Here are some records; quote them exactly, leaving out the pictures.

### Task input ###

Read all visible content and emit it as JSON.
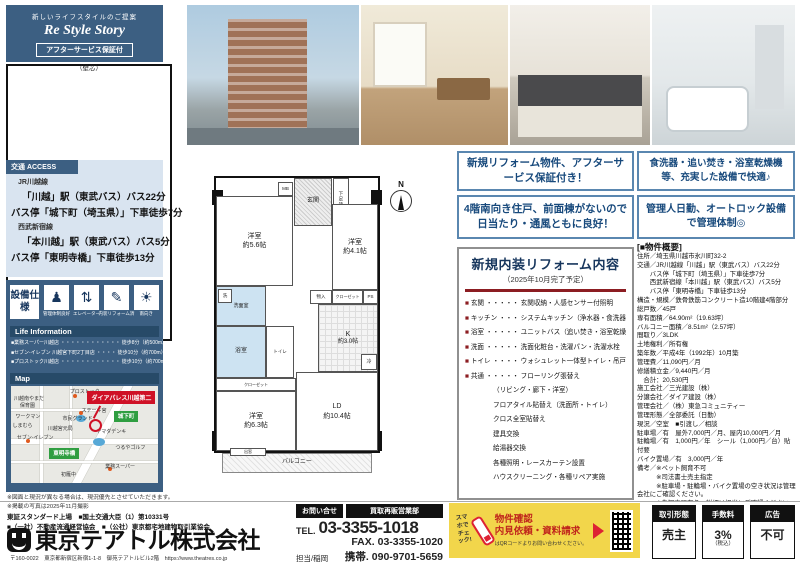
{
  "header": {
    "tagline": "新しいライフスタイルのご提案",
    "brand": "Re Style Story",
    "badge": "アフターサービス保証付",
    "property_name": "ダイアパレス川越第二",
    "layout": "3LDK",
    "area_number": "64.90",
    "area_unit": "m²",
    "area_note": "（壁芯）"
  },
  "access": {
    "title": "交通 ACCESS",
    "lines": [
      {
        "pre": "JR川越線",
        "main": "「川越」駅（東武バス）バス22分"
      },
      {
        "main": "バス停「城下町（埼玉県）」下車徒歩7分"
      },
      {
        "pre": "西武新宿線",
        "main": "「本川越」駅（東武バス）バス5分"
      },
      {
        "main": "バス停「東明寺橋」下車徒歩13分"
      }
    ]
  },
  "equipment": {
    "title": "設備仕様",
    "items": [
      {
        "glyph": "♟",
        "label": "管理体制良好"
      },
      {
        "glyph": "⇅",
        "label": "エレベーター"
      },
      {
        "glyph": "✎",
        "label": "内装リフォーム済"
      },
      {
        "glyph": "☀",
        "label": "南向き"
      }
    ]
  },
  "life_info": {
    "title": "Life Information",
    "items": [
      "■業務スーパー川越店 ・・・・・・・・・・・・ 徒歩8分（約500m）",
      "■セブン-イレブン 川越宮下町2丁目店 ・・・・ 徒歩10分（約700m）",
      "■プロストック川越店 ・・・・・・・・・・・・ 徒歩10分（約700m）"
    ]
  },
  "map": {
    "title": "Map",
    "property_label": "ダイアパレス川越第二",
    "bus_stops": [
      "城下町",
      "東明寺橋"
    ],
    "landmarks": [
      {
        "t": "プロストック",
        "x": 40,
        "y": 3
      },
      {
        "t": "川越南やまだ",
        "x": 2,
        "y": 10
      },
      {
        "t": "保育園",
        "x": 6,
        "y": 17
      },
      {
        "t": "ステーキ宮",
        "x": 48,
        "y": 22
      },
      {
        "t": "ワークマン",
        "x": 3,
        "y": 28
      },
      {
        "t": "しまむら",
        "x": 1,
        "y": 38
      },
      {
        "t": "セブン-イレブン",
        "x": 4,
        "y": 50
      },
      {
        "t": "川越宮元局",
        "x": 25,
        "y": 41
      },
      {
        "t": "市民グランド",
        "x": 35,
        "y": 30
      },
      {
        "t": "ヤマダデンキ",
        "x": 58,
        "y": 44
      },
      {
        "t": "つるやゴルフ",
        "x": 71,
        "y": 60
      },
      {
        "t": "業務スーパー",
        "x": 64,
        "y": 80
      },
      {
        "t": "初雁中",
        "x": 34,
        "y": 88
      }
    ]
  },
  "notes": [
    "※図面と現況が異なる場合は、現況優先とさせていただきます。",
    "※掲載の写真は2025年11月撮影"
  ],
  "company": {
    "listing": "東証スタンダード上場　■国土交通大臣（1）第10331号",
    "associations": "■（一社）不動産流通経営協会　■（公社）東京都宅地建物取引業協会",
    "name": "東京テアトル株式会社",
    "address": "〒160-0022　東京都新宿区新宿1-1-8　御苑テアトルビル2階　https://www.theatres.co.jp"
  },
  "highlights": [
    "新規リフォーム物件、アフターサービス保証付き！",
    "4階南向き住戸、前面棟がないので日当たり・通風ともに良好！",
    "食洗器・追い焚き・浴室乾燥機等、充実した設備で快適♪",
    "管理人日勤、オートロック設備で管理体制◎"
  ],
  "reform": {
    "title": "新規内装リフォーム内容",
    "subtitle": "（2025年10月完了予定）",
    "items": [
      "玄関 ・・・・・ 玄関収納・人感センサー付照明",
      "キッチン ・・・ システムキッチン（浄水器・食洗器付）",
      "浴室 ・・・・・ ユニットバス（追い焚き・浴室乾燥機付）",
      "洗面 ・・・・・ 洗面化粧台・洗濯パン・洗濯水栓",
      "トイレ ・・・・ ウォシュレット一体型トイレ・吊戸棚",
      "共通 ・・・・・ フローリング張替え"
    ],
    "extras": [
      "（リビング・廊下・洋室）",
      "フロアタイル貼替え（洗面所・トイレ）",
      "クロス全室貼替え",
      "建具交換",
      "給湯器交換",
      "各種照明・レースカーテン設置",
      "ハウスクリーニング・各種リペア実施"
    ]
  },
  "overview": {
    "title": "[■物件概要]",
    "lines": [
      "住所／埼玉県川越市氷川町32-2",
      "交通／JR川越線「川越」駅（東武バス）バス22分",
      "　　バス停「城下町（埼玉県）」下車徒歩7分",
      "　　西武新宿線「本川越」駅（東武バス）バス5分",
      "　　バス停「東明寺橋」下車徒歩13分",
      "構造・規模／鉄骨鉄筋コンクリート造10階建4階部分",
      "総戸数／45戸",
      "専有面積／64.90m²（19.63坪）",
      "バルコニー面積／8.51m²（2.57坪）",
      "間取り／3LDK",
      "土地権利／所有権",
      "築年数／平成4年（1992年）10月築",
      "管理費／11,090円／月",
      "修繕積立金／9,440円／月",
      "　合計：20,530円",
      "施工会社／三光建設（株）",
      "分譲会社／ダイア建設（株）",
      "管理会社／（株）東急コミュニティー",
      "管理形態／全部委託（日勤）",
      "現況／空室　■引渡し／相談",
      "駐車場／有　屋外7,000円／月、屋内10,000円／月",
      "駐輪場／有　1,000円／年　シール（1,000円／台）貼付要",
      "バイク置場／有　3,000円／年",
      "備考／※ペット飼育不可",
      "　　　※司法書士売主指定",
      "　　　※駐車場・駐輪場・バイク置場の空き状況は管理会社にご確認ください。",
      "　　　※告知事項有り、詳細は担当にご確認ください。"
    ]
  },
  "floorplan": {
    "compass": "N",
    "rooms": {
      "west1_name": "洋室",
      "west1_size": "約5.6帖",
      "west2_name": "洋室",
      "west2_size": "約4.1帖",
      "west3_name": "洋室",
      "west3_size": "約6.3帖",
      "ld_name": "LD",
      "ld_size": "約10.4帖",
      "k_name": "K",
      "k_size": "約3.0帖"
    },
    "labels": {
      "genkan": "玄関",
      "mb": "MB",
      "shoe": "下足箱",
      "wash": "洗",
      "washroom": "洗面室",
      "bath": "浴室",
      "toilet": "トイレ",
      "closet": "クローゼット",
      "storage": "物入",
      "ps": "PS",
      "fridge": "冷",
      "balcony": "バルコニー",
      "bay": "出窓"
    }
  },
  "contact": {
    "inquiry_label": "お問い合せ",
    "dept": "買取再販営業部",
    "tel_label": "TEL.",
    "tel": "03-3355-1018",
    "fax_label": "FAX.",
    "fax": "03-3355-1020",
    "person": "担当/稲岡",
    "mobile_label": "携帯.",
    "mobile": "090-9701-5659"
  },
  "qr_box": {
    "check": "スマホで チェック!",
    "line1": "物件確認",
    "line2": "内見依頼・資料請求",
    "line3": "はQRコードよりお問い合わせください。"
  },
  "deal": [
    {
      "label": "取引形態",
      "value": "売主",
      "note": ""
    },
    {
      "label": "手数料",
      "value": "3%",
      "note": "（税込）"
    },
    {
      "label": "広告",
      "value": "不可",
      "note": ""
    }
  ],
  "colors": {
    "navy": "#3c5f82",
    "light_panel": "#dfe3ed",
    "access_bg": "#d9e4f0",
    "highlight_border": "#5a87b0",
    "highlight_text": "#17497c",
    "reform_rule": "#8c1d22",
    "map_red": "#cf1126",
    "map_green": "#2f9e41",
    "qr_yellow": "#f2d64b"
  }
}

###

#### Worked solution
Read all visible content and emit it as JSON.
{
  "header": {
    "tagline": "新しいライフスタイルのご提案",
    "brand": "Re Style Story",
    "badge": "アフターサービス保証付",
    "property_name": "ダイアパレス川越第二",
    "layout": "3LDK",
    "area_number": "64.90",
    "area_unit": "m²",
    "area_note": "（壁芯）"
  },
  "access": {
    "title": "交通 ACCESS",
    "lines": [
      {
        "pre": "JR川越線",
        "main": "「川越」駅（東武バス）バス22分"
      },
      {
        "main": "バス停「城下町（埼玉県）」下車徒歩7分"
      },
      {
        "pre": "西武新宿線",
        "main": "「本川越」駅（東武バス）バス5分"
      },
      {
        "main": "バス停「東明寺橋」下車徒歩13分"
      }
    ]
  },
  "equipment": {
    "title": "設備仕様",
    "items": [
      {
        "glyph": "♟",
        "label": "管理体制良好"
      },
      {
        "glyph": "⇅",
        "label": "エレベーター"
      },
      {
        "glyph": "✎",
        "label": "内装リフォーム済"
      },
      {
        "glyph": "☀",
        "label": "南向き"
      }
    ]
  },
  "life_info": {
    "title": "Life Information",
    "items": [
      "■業務スーパー川越店 ・・・・・・・・・・・・ 徒歩8分（約500m）",
      "■セブン-イレブン 川越宮下町2丁目店 ・・・・ 徒歩10分（約700m）",
      "■プロストック川越店 ・・・・・・・・・・・・ 徒歩10分（約700m）"
    ]
  },
  "map": {
    "title": "Map",
    "property_label": "ダイアパレス川越第二",
    "bus_stops": [
      "城下町",
      "東明寺橋"
    ],
    "landmarks": [
      {
        "t": "プロストック",
        "x": 40,
        "y": 3
      },
      {
        "t": "川越南やまだ",
        "x": 2,
        "y": 10
      },
      {
        "t": "保育園",
        "x": 6,
        "y": 17
      },
      {
        "t": "ステーキ宮",
        "x": 48,
        "y": 22
      },
      {
        "t": "ワークマン",
        "x": 3,
        "y": 28
      },
      {
        "t": "しまむら",
        "x": 1,
        "y": 38
      },
      {
        "t": "セブン-イレブン",
        "x": 4,
        "y": 50
      },
      {
        "t": "川越宮元局",
        "x": 25,
        "y": 41
      },
      {
        "t": "市民グランド",
        "x": 35,
        "y": 30
      },
      {
        "t": "ヤマダデンキ",
        "x": 58,
        "y": 44
      },
      {
        "t": "つるやゴルフ",
        "x": 71,
        "y": 60
      },
      {
        "t": "業務スーパー",
        "x": 64,
        "y": 80
      },
      {
        "t": "初雁中",
        "x": 34,
        "y": 88
      }
    ]
  },
  "notes": [
    "※図面と現況が異なる場合は、現況優先とさせていただきます。",
    "※掲載の写真は2025年11月撮影"
  ],
  "company": {
    "listing": "東証スタンダード上場　■国土交通大臣（1）第10331号",
    "associations": "■（一社）不動産流通経営協会　■（公社）東京都宅地建物取引業協会",
    "name": "東京テアトル株式会社",
    "address": "〒160-0022　東京都新宿区新宿1-1-8　御苑テアトルビル2階　https://www.theatres.co.jp"
  },
  "highlights": [
    "新規リフォーム物件、アフターサービス保証付き！",
    "4階南向き住戸、前面棟がないので日当たり・通風ともに良好！",
    "食洗器・追い焚き・浴室乾燥機等、充実した設備で快適♪",
    "管理人日勤、オートロック設備で管理体制◎"
  ],
  "reform": {
    "title": "新規内装リフォーム内容",
    "subtitle": "（2025年10月完了予定）",
    "items": [
      "玄関 ・・・・・ 玄関収納・人感センサー付照明",
      "キッチン ・・・ システムキッチン（浄水器・食洗器付）",
      "浴室 ・・・・・ ユニットバス（追い焚き・浴室乾燥機付）",
      "洗面 ・・・・・ 洗面化粧台・洗濯パン・洗濯水栓",
      "トイレ ・・・・ ウォシュレット一体型トイレ・吊戸棚",
      "共通 ・・・・・ フローリング張替え"
    ],
    "extras": [
      "（リビング・廊下・洋室）",
      "フロアタイル貼替え（洗面所・トイレ）",
      "クロス全室貼替え",
      "建具交換",
      "給湯器交換",
      "各種照明・レースカーテン設置",
      "ハウスクリーニング・各種リペア実施"
    ]
  },
  "overview": {
    "title": "[■物件概要]",
    "lines": [
      "住所／埼玉県川越市氷川町32-2",
      "交通／JR川越線「川越」駅（東武バス）バス22分",
      "　　バス停「城下町（埼玉県）」下車徒歩7分",
      "　　西武新宿線「本川越」駅（東武バス）バス5分",
      "　　バス停「東明寺橋」下車徒歩13分",
      "構造・規模／鉄骨鉄筋コンクリート造10階建4階部分",
      "総戸数／45戸",
      "専有面積／64.90m²（19.63坪）",
      "バルコニー面積／8.51m²（2.57坪）",
      "間取り／3LDK",
      "土地権利／所有権",
      "築年数／平成4年（1992年）10月築",
      "管理費／11,090円／月",
      "修繕積立金／9,440円／月",
      "　合計：20,530円",
      "施工会社／三光建設（株）",
      "分譲会社／ダイア建設（株）",
      "管理会社／（株）東急コミュニティー",
      "管理形態／全部委託（日勤）",
      "現況／空室　■引渡し／相談",
      "駐車場／有　屋外7,000円／月、屋内10,000円／月",
      "駐輪場／有　1,000円／年　シール（1,000円／台）貼付要",
      "バイク置場／有　3,000円／年",
      "備考／※ペット飼育不可",
      "　　　※司法書士売主指定",
      "　　　※駐車場・駐輪場・バイク置場の空き状況は管理会社にご確認ください。",
      "　　　※告知事項有り、詳細は担当にご確認ください。"
    ]
  },
  "floorplan": {
    "compass": "N",
    "rooms": {
      "west1_name": "洋室",
      "west1_size": "約5.6帖",
      "west2_name": "洋室",
      "west2_size": "約4.1帖",
      "west3_name": "洋室",
      "west3_size": "約6.3帖",
      "ld_name": "LD",
      "ld_size": "約10.4帖",
      "k_name": "K",
      "k_size": "約3.0帖"
    },
    "labels": {
      "genkan": "玄関",
      "mb": "MB",
      "shoe": "下足箱",
      "wash": "洗",
      "washroom": "洗面室",
      "bath": "浴室",
      "toilet": "トイレ",
      "closet": "クローゼット",
      "storage": "物入",
      "ps": "PS",
      "fridge": "冷",
      "balcony": "バルコニー",
      "bay": "出窓"
    }
  },
  "contact": {
    "inquiry_label": "お問い合せ",
    "dept": "買取再販営業部",
    "tel_label": "TEL.",
    "tel": "03-3355-1018",
    "fax_label": "FAX.",
    "fax": "03-3355-1020",
    "person": "担当/稲岡",
    "mobile_label": "携帯.",
    "mobile": "090-9701-5659"
  },
  "qr_box": {
    "check": "スマホで チェック!",
    "line1": "物件確認",
    "line2": "内見依頼・資料請求",
    "line3": "はQRコードよりお問い合わせください。"
  },
  "deal": [
    {
      "label": "取引形態",
      "value": "売主",
      "note": ""
    },
    {
      "label": "手数料",
      "value": "3%",
      "note": "（税込）"
    },
    {
      "label": "広告",
      "value": "不可",
      "note": ""
    }
  ],
  "colors": {
    "navy": "#3c5f82",
    "light_panel": "#dfe3ed",
    "access_bg": "#d9e4f0",
    "highlight_border": "#5a87b0",
    "highlight_text": "#17497c",
    "reform_rule": "#8c1d22",
    "map_red": "#cf1126",
    "map_green": "#2f9e41",
    "qr_yellow": "#f2d64b"
  }
}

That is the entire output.